Record excerpts
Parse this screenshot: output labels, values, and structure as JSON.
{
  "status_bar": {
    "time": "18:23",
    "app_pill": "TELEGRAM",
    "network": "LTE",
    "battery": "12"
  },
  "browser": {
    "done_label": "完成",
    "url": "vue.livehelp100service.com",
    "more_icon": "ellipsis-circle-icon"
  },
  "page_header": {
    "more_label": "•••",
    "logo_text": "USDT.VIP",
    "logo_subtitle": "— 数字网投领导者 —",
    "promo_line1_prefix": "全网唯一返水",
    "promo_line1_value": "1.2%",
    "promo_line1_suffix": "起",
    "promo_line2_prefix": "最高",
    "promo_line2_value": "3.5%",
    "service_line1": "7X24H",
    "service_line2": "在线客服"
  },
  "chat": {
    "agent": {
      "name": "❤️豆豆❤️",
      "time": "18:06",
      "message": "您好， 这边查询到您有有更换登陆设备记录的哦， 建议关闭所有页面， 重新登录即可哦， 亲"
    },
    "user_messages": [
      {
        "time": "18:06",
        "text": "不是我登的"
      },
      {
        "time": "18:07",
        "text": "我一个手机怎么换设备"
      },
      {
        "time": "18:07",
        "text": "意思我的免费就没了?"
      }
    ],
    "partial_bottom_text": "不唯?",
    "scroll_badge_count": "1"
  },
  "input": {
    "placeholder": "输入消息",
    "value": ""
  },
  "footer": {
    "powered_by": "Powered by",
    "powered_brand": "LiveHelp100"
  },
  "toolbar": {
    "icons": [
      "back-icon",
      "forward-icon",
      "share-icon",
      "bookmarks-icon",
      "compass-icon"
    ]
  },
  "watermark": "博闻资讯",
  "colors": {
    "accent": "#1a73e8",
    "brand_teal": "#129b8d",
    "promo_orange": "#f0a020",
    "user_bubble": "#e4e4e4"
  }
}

Exercise description
Restate the data above word for word, please.

Task answer
Parse this screenshot: output labels, values, and structure as JSON.
{
  "status_bar": {
    "time": "18:23",
    "app_pill": "TELEGRAM",
    "network": "LTE",
    "battery": "12"
  },
  "browser": {
    "done_label": "完成",
    "url": "vue.livehelp100service.com",
    "more_icon": "ellipsis-circle-icon"
  },
  "page_header": {
    "more_label": "•••",
    "logo_text": "USDT.VIP",
    "logo_subtitle": "— 数字网投领导者 —",
    "promo_line1_prefix": "全网唯一返水",
    "promo_line1_value": "1.2%",
    "promo_line1_suffix": "起",
    "promo_line2_prefix": "最高",
    "promo_line2_value": "3.5%",
    "service_line1": "7X24H",
    "service_line2": "在线客服"
  },
  "chat": {
    "agent": {
      "name": "❤️豆豆❤️",
      "time": "18:06",
      "message": "您好， 这边查询到您有有更换登陆设备记录的哦， 建议关闭所有页面， 重新登录即可哦， 亲"
    },
    "user_messages": [
      {
        "time": "18:06",
        "text": "不是我登的"
      },
      {
        "time": "18:07",
        "text": "我一个手机怎么换设备"
      },
      {
        "time": "18:07",
        "text": "意思我的免费就没了?"
      }
    ],
    "partial_bottom_text": "不唯?",
    "scroll_badge_count": "1"
  },
  "input": {
    "placeholder": "输入消息",
    "value": ""
  },
  "footer": {
    "powered_by": "Powered by",
    "powered_brand": "LiveHelp100"
  },
  "toolbar": {
    "icons": [
      "back-icon",
      "forward-icon",
      "share-icon",
      "bookmarks-icon",
      "compass-icon"
    ]
  },
  "watermark": "博闻资讯",
  "colors": {
    "accent": "#1a73e8",
    "brand_teal": "#129b8d",
    "promo_orange": "#f0a020",
    "user_bubble": "#e4e4e4"
  }
}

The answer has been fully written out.